GIVEN REQUEST –
Copy out the data below as written; omit any images.

Lines of data –
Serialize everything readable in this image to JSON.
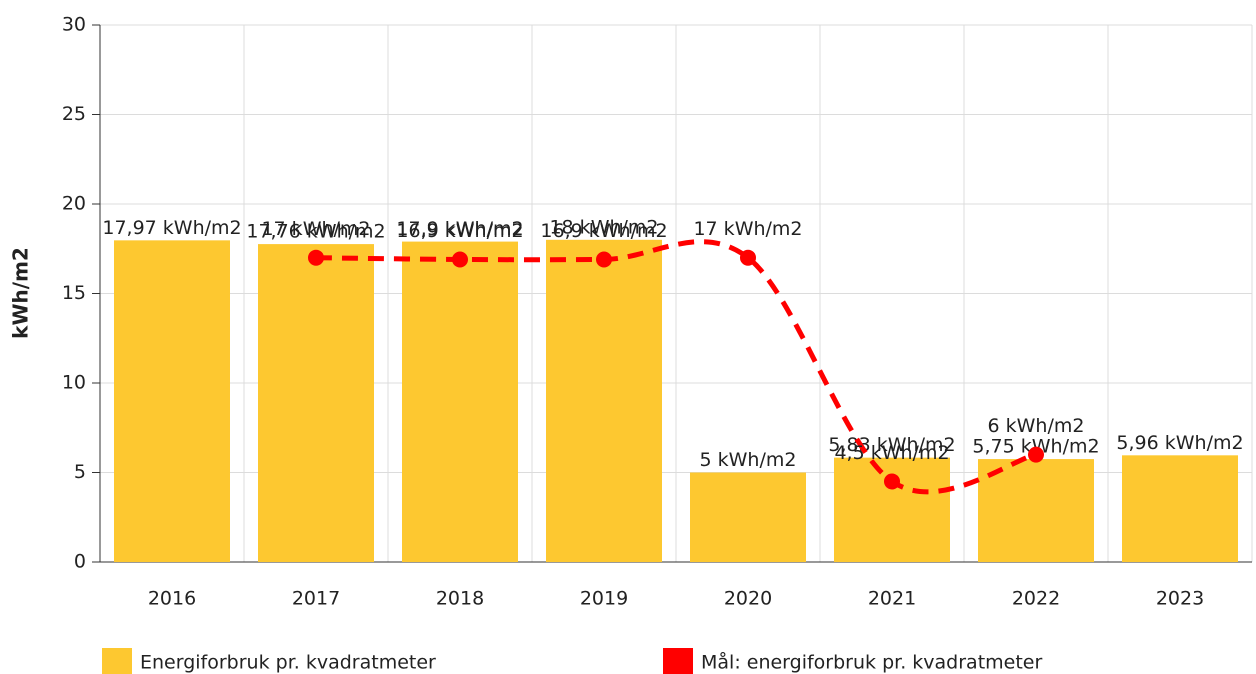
{
  "chart_data": {
    "type": "bar",
    "categories": [
      "2016",
      "2017",
      "2018",
      "2019",
      "2020",
      "2021",
      "2022",
      "2023"
    ],
    "y_label": "kWh/m2",
    "ylim": [
      0,
      30
    ],
    "yticks": [
      0,
      5,
      10,
      15,
      20,
      25,
      30
    ],
    "grid": true,
    "series": [
      {
        "name": "Energiforbruk pr. kvadratmeter",
        "type": "bar",
        "color": "#fdc830",
        "values": [
          17.97,
          17.76,
          17.9,
          18,
          5,
          5.83,
          5.75,
          5.96
        ],
        "value_labels": [
          "17,97 kWh/m2",
          "17,76 kWh/m2",
          "17,9 kWh/m2",
          "18 kWh/m2",
          "5 kWh/m2",
          "5,83 kWh/m2",
          "5,75 kWh/m2",
          "5,96 kWh/m2"
        ]
      },
      {
        "name": "Mål: energiforbruk pr. kvadratmeter",
        "type": "line",
        "color": "#ff0000",
        "values": [
          null,
          17,
          16.9,
          16.9,
          17,
          4.5,
          6,
          null
        ],
        "value_labels": [
          null,
          "17 kWh/m2",
          "16,9 kWh/m2",
          "16,9 kWh/m2",
          "17 kWh/m2",
          "4,5 kWh/m2",
          "6 kWh/m2",
          null
        ]
      }
    ]
  }
}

COMPLETED EXERCISE –
Serialize everything readable in this image to JSON.
{
  "chart_data": {
    "type": "bar",
    "categories": [
      "2016",
      "2017",
      "2018",
      "2019",
      "2020",
      "2021",
      "2022",
      "2023"
    ],
    "y_label": "kWh/m2",
    "ylim": [
      0,
      30
    ],
    "yticks": [
      0,
      5,
      10,
      15,
      20,
      25,
      30
    ],
    "grid": true,
    "series": [
      {
        "name": "Energiforbruk pr. kvadratmeter",
        "type": "bar",
        "color": "#fdc830",
        "values": [
          17.97,
          17.76,
          17.9,
          18,
          5,
          5.83,
          5.75,
          5.96
        ],
        "value_labels": [
          "17,97 kWh/m2",
          "17,76 kWh/m2",
          "17,9 kWh/m2",
          "18 kWh/m2",
          "5 kWh/m2",
          "5,83 kWh/m2",
          "5,75 kWh/m2",
          "5,96 kWh/m2"
        ]
      },
      {
        "name": "Mål: energiforbruk pr. kvadratmeter",
        "type": "line",
        "color": "#ff0000",
        "values": [
          null,
          17,
          16.9,
          16.9,
          17,
          4.5,
          6,
          null
        ],
        "value_labels": [
          null,
          "17 kWh/m2",
          "16,9 kWh/m2",
          "16,9 kWh/m2",
          "17 kWh/m2",
          "4,5 kWh/m2",
          "6 kWh/m2",
          null
        ]
      }
    ]
  }
}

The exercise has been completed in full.